:: Short problem ::
Print every line of the records below without changing anything in them.

:: Exercise input ::
(begin)

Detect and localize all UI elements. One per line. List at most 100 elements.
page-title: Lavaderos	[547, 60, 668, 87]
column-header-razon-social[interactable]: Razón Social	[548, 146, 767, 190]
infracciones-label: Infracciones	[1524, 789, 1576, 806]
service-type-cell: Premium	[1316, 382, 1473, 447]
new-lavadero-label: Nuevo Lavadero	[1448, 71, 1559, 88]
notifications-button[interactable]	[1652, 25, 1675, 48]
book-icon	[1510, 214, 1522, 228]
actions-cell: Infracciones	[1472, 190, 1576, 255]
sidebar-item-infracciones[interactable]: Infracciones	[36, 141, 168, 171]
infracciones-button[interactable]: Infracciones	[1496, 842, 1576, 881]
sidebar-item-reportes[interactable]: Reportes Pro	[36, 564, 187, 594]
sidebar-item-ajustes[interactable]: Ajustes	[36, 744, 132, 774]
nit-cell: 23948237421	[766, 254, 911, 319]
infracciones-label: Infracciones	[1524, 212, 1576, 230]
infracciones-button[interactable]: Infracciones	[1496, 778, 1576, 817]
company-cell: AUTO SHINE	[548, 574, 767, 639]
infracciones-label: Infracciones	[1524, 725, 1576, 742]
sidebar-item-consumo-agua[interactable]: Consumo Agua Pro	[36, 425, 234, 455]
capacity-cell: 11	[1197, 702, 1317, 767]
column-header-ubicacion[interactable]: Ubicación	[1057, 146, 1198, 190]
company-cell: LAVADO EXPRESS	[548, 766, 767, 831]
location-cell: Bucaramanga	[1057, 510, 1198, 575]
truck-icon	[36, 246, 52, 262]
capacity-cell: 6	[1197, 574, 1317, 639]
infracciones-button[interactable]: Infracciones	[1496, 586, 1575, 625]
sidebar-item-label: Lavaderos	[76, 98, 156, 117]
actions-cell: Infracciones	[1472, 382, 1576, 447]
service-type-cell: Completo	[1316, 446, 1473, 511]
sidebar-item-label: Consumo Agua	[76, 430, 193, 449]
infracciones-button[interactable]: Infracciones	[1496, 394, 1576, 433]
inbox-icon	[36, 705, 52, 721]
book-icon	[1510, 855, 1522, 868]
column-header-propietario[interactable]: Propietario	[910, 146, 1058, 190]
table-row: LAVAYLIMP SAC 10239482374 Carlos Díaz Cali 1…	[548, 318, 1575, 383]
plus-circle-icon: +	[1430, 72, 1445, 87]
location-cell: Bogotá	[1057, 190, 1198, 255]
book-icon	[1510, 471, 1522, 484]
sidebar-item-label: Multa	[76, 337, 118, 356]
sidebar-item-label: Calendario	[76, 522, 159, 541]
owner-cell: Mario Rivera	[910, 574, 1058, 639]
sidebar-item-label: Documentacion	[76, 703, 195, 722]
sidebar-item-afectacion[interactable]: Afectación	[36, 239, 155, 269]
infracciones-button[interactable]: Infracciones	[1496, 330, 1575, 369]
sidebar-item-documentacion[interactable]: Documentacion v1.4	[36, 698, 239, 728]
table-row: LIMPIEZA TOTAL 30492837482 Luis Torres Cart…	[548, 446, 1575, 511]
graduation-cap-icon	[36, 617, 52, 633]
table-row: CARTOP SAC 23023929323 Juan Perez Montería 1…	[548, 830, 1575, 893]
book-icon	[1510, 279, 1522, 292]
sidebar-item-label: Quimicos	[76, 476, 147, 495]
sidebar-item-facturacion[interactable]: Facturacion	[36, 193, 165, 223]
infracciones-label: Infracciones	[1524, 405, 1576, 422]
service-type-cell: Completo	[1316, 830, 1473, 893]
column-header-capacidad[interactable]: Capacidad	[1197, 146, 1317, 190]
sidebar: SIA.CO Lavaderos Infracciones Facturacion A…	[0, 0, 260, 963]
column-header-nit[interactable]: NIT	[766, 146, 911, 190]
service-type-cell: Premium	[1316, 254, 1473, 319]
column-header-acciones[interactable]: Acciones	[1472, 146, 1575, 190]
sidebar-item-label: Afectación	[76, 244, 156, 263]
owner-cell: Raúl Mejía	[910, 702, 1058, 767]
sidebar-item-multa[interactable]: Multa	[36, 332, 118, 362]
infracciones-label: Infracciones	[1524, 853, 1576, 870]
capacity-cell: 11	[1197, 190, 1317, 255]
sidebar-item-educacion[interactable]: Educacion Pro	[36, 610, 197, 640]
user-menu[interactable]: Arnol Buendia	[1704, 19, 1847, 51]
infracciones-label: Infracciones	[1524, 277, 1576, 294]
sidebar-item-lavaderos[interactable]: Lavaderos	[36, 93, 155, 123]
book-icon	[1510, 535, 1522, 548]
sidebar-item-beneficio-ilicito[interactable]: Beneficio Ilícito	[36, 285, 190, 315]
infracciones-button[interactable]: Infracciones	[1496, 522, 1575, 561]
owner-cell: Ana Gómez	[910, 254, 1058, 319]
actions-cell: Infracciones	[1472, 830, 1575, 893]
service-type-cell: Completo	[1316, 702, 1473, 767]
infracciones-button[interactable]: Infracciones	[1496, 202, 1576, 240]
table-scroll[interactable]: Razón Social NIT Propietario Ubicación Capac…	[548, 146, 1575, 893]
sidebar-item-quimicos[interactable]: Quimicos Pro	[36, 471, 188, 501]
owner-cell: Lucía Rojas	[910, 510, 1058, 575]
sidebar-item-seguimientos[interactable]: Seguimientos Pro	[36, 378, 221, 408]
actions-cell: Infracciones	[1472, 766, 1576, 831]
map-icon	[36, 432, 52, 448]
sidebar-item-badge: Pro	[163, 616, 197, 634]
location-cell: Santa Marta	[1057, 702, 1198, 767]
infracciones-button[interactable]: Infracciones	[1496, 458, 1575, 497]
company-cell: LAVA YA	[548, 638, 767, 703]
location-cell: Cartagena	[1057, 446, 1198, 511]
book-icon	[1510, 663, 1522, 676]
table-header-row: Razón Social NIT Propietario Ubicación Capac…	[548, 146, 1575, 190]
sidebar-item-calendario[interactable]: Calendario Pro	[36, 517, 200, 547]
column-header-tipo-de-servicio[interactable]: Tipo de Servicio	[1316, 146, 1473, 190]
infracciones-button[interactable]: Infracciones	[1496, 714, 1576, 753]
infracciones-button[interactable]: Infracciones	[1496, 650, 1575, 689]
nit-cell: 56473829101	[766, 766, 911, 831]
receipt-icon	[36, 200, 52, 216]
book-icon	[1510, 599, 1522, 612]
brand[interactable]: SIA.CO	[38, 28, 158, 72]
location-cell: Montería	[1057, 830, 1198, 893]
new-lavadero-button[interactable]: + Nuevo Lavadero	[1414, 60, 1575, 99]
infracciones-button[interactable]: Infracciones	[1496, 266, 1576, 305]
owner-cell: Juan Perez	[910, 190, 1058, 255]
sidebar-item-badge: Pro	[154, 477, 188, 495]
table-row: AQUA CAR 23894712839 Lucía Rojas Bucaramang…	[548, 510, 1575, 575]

(end)

:: Solution ::
Detect and localize all UI elements. One per line. List at most 100 elements.
page-title: Lavaderos	[547, 60, 668, 87]
column-header-razon-social[interactable]: Razón Social	[548, 146, 767, 190]
infracciones-label: Infracciones	[1524, 789, 1576, 806]
service-type-cell: Premium	[1316, 382, 1473, 447]
new-lavadero-label: Nuevo Lavadero	[1448, 71, 1559, 88]
notifications-button[interactable]	[1652, 25, 1675, 48]
book-icon	[1510, 214, 1522, 228]
actions-cell: Infracciones	[1472, 190, 1576, 255]
sidebar-item-infracciones[interactable]: Infracciones	[36, 141, 168, 171]
infracciones-button[interactable]: Infracciones	[1496, 842, 1576, 881]
sidebar-item-reportes[interactable]: Reportes Pro	[36, 564, 187, 594]
sidebar-item-ajustes[interactable]: Ajustes	[36, 744, 132, 774]
nit-cell: 23948237421	[766, 254, 911, 319]
infracciones-label: Infracciones	[1524, 212, 1576, 230]
infracciones-button[interactable]: Infracciones	[1496, 778, 1576, 817]
company-cell: AUTO SHINE	[548, 574, 767, 639]
infracciones-label: Infracciones	[1524, 725, 1576, 742]
sidebar-item-consumo-agua[interactable]: Consumo Agua Pro	[36, 425, 234, 455]
capacity-cell: 11	[1197, 702, 1317, 767]
column-header-ubicacion[interactable]: Ubicación	[1057, 146, 1198, 190]
company-cell: LAVADO EXPRESS	[548, 766, 767, 831]
location-cell: Bucaramanga	[1057, 510, 1198, 575]
truck-icon	[36, 246, 52, 262]
capacity-cell: 6	[1197, 574, 1317, 639]
infracciones-button[interactable]: Infracciones	[1496, 586, 1575, 625]
sidebar-item-label: Lavaderos	[76, 98, 156, 117]
actions-cell: Infracciones	[1472, 382, 1576, 447]
service-type-cell: Completo	[1316, 446, 1473, 511]
sidebar-item-label: Consumo Agua	[76, 430, 193, 449]
infracciones-button[interactable]: Infracciones	[1496, 394, 1576, 433]
inbox-icon	[36, 705, 52, 721]
book-icon	[1510, 855, 1522, 868]
column-header-propietario[interactable]: Propietario	[910, 146, 1058, 190]
table-row: LAVAYLIMP SAC 10239482374 Carlos Díaz Cali 1…	[548, 318, 1575, 383]
plus-circle-icon: +	[1430, 72, 1445, 87]
location-cell: Bogotá	[1057, 190, 1198, 255]
book-icon	[1510, 471, 1522, 484]
sidebar-item-label: Multa	[76, 337, 118, 356]
sidebar-item-label: Calendario	[76, 522, 159, 541]
owner-cell: Mario Rivera	[910, 574, 1058, 639]
sidebar-item-label: Documentacion	[76, 703, 195, 722]
sidebar-item-afectacion[interactable]: Afectación	[36, 239, 155, 269]
infracciones-button[interactable]: Infracciones	[1496, 330, 1575, 369]
sidebar-item-documentacion[interactable]: Documentacion v1.4	[36, 698, 239, 728]
table-row: LIMPIEZA TOTAL 30492837482 Luis Torres Cart…	[548, 446, 1575, 511]
graduation-cap-icon	[36, 617, 52, 633]
table-row: CARTOP SAC 23023929323 Juan Perez Montería 1…	[548, 830, 1575, 893]
book-icon	[1510, 279, 1522, 292]
sidebar-item-label: Quimicos	[76, 476, 147, 495]
sidebar-item-facturacion[interactable]: Facturacion	[36, 193, 165, 223]
infracciones-label: Infracciones	[1524, 405, 1576, 422]
service-type-cell: Completo	[1316, 830, 1473, 893]
column-header-capacidad[interactable]: Capacidad	[1197, 146, 1317, 190]
sidebar: SIA.CO Lavaderos Infracciones Facturacion A…	[0, 0, 260, 963]
column-header-nit[interactable]: NIT	[766, 146, 911, 190]
service-type-cell: Premium	[1316, 254, 1473, 319]
column-header-acciones[interactable]: Acciones	[1472, 146, 1575, 190]
sidebar-item-label: Afectación	[76, 244, 156, 263]
owner-cell: Raúl Mejía	[910, 702, 1058, 767]
sidebar-item-multa[interactable]: Multa	[36, 332, 118, 362]
infracciones-label: Infracciones	[1524, 853, 1576, 870]
capacity-cell: 11	[1197, 190, 1317, 255]
sidebar-item-educacion[interactable]: Educacion Pro	[36, 610, 197, 640]
user-menu[interactable]: Arnol Buendia	[1704, 19, 1847, 51]
infracciones-label: Infracciones	[1524, 277, 1576, 294]
sidebar-item-lavaderos[interactable]: Lavaderos	[36, 93, 155, 123]
book-icon	[1510, 535, 1522, 548]
sidebar-item-beneficio-ilicito[interactable]: Beneficio Ilícito	[36, 285, 190, 315]
infracciones-button[interactable]: Infracciones	[1496, 522, 1575, 561]
owner-cell: Ana Gómez	[910, 254, 1058, 319]
actions-cell: Infracciones	[1472, 830, 1575, 893]
service-type-cell: Completo	[1316, 702, 1473, 767]
infracciones-button[interactable]: Infracciones	[1496, 202, 1576, 240]
table-scroll[interactable]: Razón Social NIT Propietario Ubicación Capac…	[548, 146, 1575, 893]
sidebar-item-quimicos[interactable]: Quimicos Pro	[36, 471, 188, 501]
owner-cell: Lucía Rojas	[910, 510, 1058, 575]
sidebar-item-seguimientos[interactable]: Seguimientos Pro	[36, 378, 221, 408]
actions-cell: Infracciones	[1472, 766, 1576, 831]
map-icon	[36, 432, 52, 448]
sidebar-item-badge: Pro	[163, 616, 197, 634]
location-cell: Santa Marta	[1057, 702, 1198, 767]
infracciones-button[interactable]: Infracciones	[1496, 458, 1575, 497]
company-cell: LAVA YA	[548, 638, 767, 703]
location-cell: Cartagena	[1057, 446, 1198, 511]
book-icon	[1510, 663, 1522, 676]
table-header-row: Razón Social NIT Propietario Ubicación Capac…	[548, 146, 1575, 190]
sidebar-item-calendario[interactable]: Calendario Pro	[36, 517, 200, 547]
column-header-tipo-de-servicio[interactable]: Tipo de Servicio	[1316, 146, 1473, 190]
infracciones-button[interactable]: Infracciones	[1496, 714, 1576, 753]
infracciones-button[interactable]: Infracciones	[1496, 650, 1575, 689]
nit-cell: 56473829101	[766, 766, 911, 831]
receipt-icon	[36, 200, 52, 216]
book-icon	[1510, 599, 1522, 612]
brand[interactable]: SIA.CO	[38, 28, 158, 72]
location-cell: Montería	[1057, 830, 1198, 893]
new-lavadero-button[interactable]: + Nuevo Lavadero	[1414, 60, 1575, 99]
infracciones-button[interactable]: Infracciones	[1496, 266, 1576, 305]
owner-cell: Juan Perez	[910, 190, 1058, 255]
sidebar-item-badge: Pro	[154, 477, 188, 495]
table-row: AQUA CAR 23894712839 Lucía Rojas Bucaramang…	[548, 510, 1575, 575]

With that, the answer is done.